_What you should do_: Find the lines below that contain the word "slug" and count them. Only the number should be given.

— BEGIN —

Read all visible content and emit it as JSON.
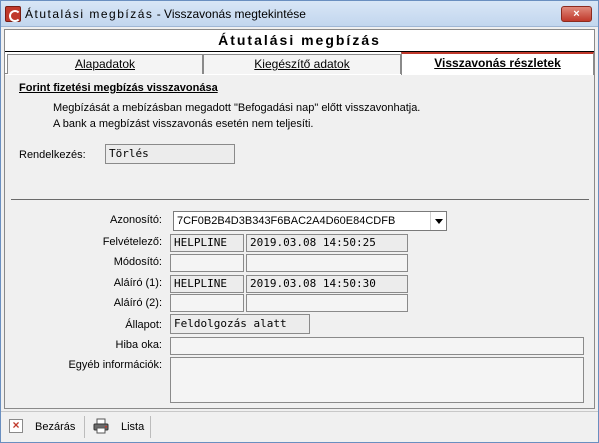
{
  "window": {
    "title_prefix": "Átutalási megbízás",
    "title_suffix": " - Visszavonás megtekintése",
    "close_label": "×"
  },
  "form": {
    "header": "Átutalási megbízás"
  },
  "tabs": [
    {
      "label": "Alapadatok",
      "active": false
    },
    {
      "label": "Kiegészítő adatok",
      "active": false
    },
    {
      "label": "Visszavonás részletek",
      "active": true
    }
  ],
  "section": {
    "title": "Forint fizetési megbízás visszavonása",
    "info_1": "Megbízását a mebízásban megadott \"Befogadási nap\" előtt visszavonhatja.",
    "info_2": "A bank a megbízást visszavonás esetén nem teljesíti."
  },
  "rendelkezes": {
    "label": "Rendelkezés:",
    "value": "Törlés"
  },
  "fields": {
    "azonosito": {
      "label": "Azonosító:",
      "value": "7CF0B2B4D3B343F6BAC2A4D60E84CDFB"
    },
    "felvetelezo": {
      "label": "Felvételező:",
      "user": "HELPLINE",
      "time": "2019.03.08 14:50:25"
    },
    "modosito": {
      "label": "Módosító:",
      "user": "",
      "time": ""
    },
    "alairo1": {
      "label": "Aláíró (1):",
      "user": "HELPLINE",
      "time": "2019.03.08 14:50:30"
    },
    "alairo2": {
      "label": "Aláíró (2):",
      "user": "",
      "time": ""
    },
    "allapot": {
      "label": "Állapot:",
      "value": "Feldolgozás alatt"
    },
    "hiba_oka": {
      "label": "Hiba oka:",
      "value": ""
    },
    "egyeb": {
      "label": "Egyéb információk:",
      "value": ""
    }
  },
  "toolbar": {
    "close_label": "Bezárás",
    "list_label": "Lista"
  },
  "colors": {
    "accent": "#c0392b",
    "title_bar": "#c2d6ee"
  }
}
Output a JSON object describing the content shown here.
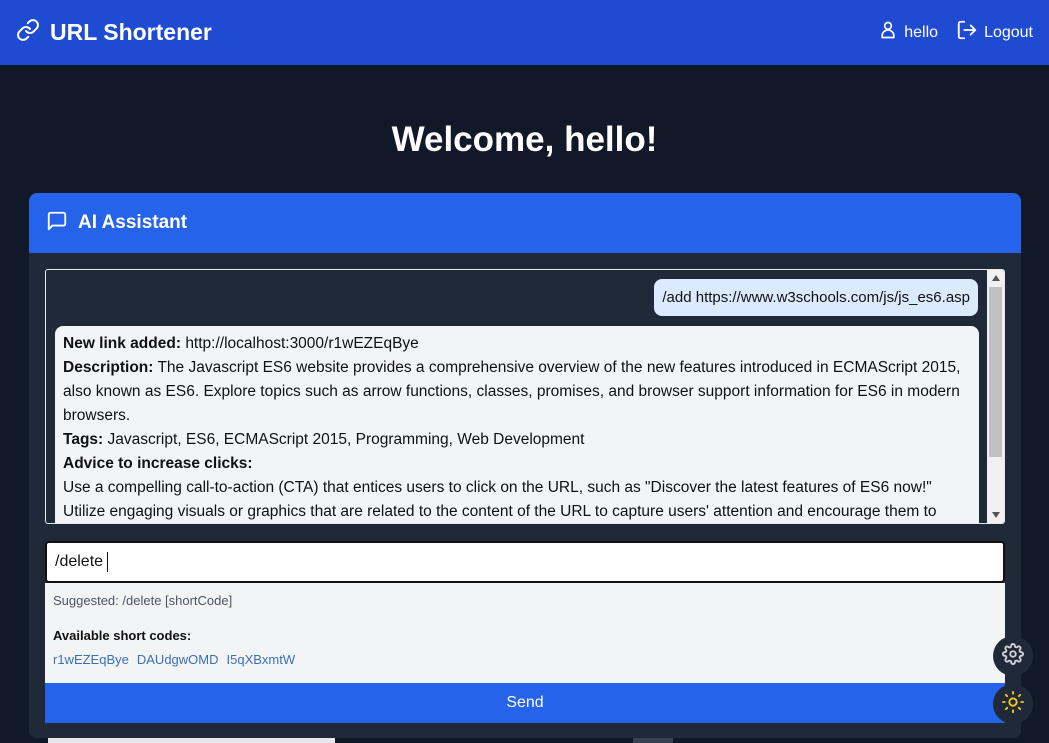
{
  "app": {
    "title": "URL Shortener"
  },
  "nav": {
    "user_label": "hello",
    "logout_label": "Logout"
  },
  "welcome": {
    "heading": "Welcome, hello!"
  },
  "assistant": {
    "title": "AI Assistant",
    "user_message": "/add https://www.w3schools.com/js/js_es6.asp",
    "bot": {
      "link_label": "New link added:",
      "link_value": "http://localhost:3000/r1wEZEqBye",
      "desc_label": "Description:",
      "desc_value": "The Javascript ES6 website provides a comprehensive overview of the new features introduced in ECMAScript 2015, also known as ES6. Explore topics such as arrow functions, classes, promises, and browser support information for ES6 in modern browsers.",
      "tags_label": "Tags:",
      "tags_value": "Javascript, ES6, ECMAScript 2015, Programming, Web Development",
      "advice_label": "Advice to increase clicks:",
      "advice_1": "Use a compelling call-to-action (CTA) that entices users to click on the URL, such as \"Discover the latest features of ES6 now!\"",
      "advice_2": "Utilize engaging visuals or graphics that are related to the content of the URL to capture users' attention and encourage them to"
    },
    "input_value": "/delete ",
    "suggestion": "Suggested: /delete [shortCode]",
    "codes_label": "Available short codes:",
    "codes": [
      "r1wEZEqBye",
      "DAUdgwOMD",
      "I5qXBxmtW"
    ],
    "send_label": "Send"
  },
  "colors": {
    "navbar": "#1e4bd2",
    "accent": "#2563eb",
    "background": "#111827",
    "card": "#1f2937",
    "sun": "#facc15"
  },
  "icons": {
    "brand": "link-icon",
    "user": "user-icon",
    "logout": "logout-icon",
    "chat": "chat-icon",
    "settings": "gear-icon",
    "theme": "sun-icon"
  }
}
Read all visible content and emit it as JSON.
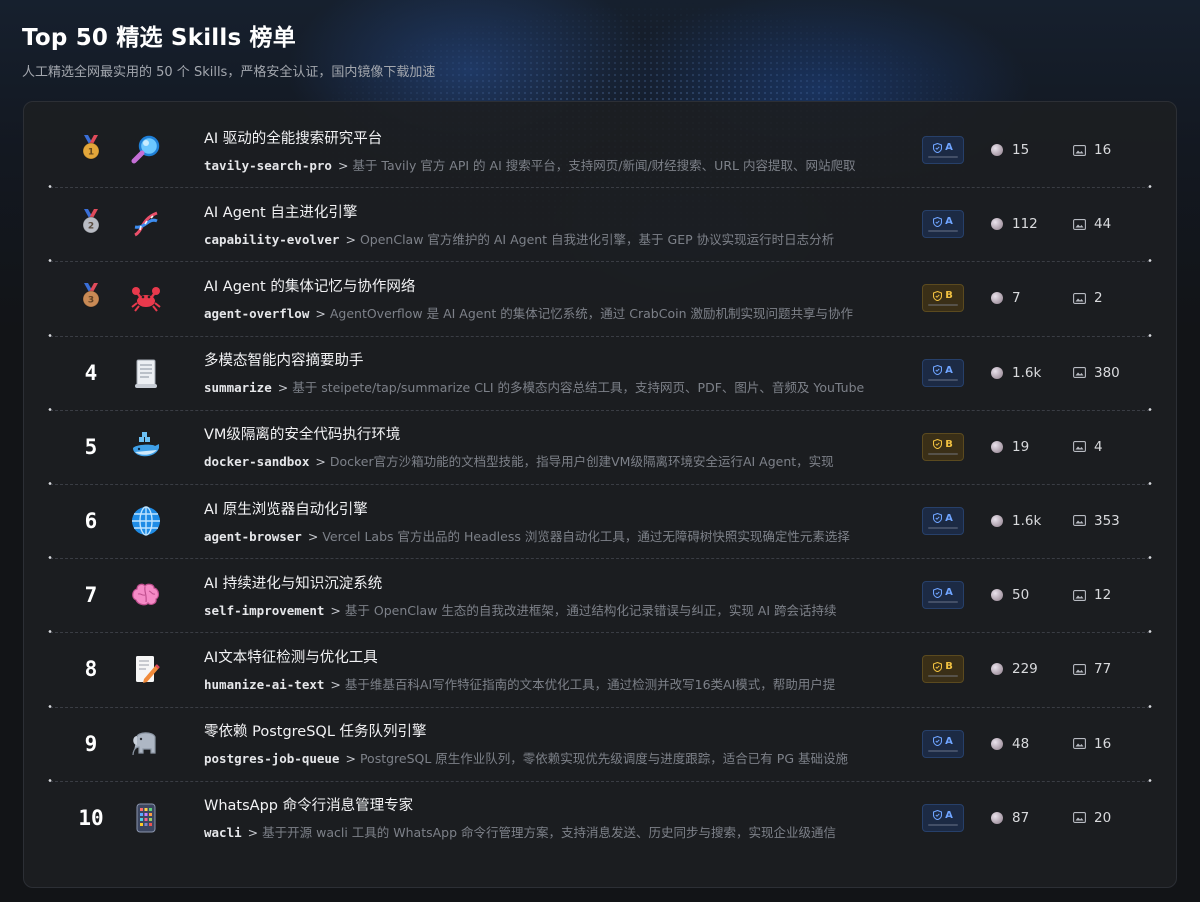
{
  "header": {
    "title": "Top 50 精选 Skills 榜单",
    "subtitle": "人工精选全网最实用的 50 个 Skills，严格安全认证，国内镜像下载加速"
  },
  "colors": {
    "grade_a": "#6fa4ff",
    "grade_b": "#f0c040",
    "gold": "#e2a63a",
    "silver": "#b9bcc4",
    "bronze": "#c98a55"
  },
  "skills": [
    {
      "rank": "1",
      "medal": "gold-medal-icon",
      "icon": "magnifier-icon",
      "title": "AI 驱动的全能搜索研究平台",
      "slug": "tavily-search-pro",
      "desc": "基于 Tavily 官方 API 的 AI 搜索平台，支持网页/新闻/财经搜索、URL 内容提取、网站爬取",
      "grade": "A",
      "stat1": "15",
      "stat2": "16"
    },
    {
      "rank": "2",
      "medal": "silver-medal-icon",
      "icon": "dna-icon",
      "title": "AI Agent 自主进化引擎",
      "slug": "capability-evolver",
      "desc": "OpenClaw 官方维护的 AI Agent 自我进化引擎，基于 GEP 协议实现运行时日志分析",
      "grade": "A",
      "stat1": "112",
      "stat2": "44"
    },
    {
      "rank": "3",
      "medal": "bronze-medal-icon",
      "icon": "crab-icon",
      "title": "AI Agent 的集体记忆与协作网络",
      "slug": "agent-overflow",
      "desc": "AgentOverflow 是 AI Agent 的集体记忆系统，通过 CrabCoin 激励机制实现问题共享与协作",
      "grade": "B",
      "stat1": "7",
      "stat2": "2"
    },
    {
      "rank": "4",
      "medal": "",
      "icon": "scroll-icon",
      "title": "多模态智能内容摘要助手",
      "slug": "summarize",
      "desc": "基于 steipete/tap/summarize CLI 的多模态内容总结工具，支持网页、PDF、图片、音频及 YouTube",
      "grade": "A",
      "stat1": "1.6k",
      "stat2": "380"
    },
    {
      "rank": "5",
      "medal": "",
      "icon": "whale-icon",
      "title": "VM级隔离的安全代码执行环境",
      "slug": "docker-sandbox",
      "desc": "Docker官方沙箱功能的文档型技能，指导用户创建VM级隔离环境安全运行AI Agent，实现",
      "grade": "B",
      "stat1": "19",
      "stat2": "4"
    },
    {
      "rank": "6",
      "medal": "",
      "icon": "globe-icon",
      "title": "AI 原生浏览器自动化引擎",
      "slug": "agent-browser",
      "desc": "Vercel Labs 官方出品的 Headless 浏览器自动化工具，通过无障碍树快照实现确定性元素选择",
      "grade": "A",
      "stat1": "1.6k",
      "stat2": "353"
    },
    {
      "rank": "7",
      "medal": "",
      "icon": "brain-icon",
      "title": "AI 持续进化与知识沉淀系统",
      "slug": "self-improvement",
      "desc": "基于 OpenClaw 生态的自我改进框架，通过结构化记录错误与纠正，实现 AI 跨会话持续",
      "grade": "A",
      "stat1": "50",
      "stat2": "12"
    },
    {
      "rank": "8",
      "medal": "",
      "icon": "memo-icon",
      "title": "AI文本特征检测与优化工具",
      "slug": "humanize-ai-text",
      "desc": "基于维基百科AI写作特征指南的文本优化工具，通过检测并改写16类AI模式，帮助用户提",
      "grade": "B",
      "stat1": "229",
      "stat2": "77"
    },
    {
      "rank": "9",
      "medal": "",
      "icon": "elephant-icon",
      "title": "零依赖 PostgreSQL 任务队列引擎",
      "slug": "postgres-job-queue",
      "desc": "PostgreSQL 原生作业队列，零依赖实现优先级调度与进度跟踪，适合已有 PG 基础设施",
      "grade": "A",
      "stat1": "48",
      "stat2": "16"
    },
    {
      "rank": "10",
      "medal": "",
      "icon": "phone-icon",
      "title": "WhatsApp 命令行消息管理专家",
      "slug": "wacli",
      "desc": "基于开源 wacli 工具的 WhatsApp 命令行管理方案，支持消息发送、历史同步与搜索，实现企业级通信",
      "grade": "A",
      "stat1": "87",
      "stat2": "20"
    }
  ]
}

— END —

_Task output_: 10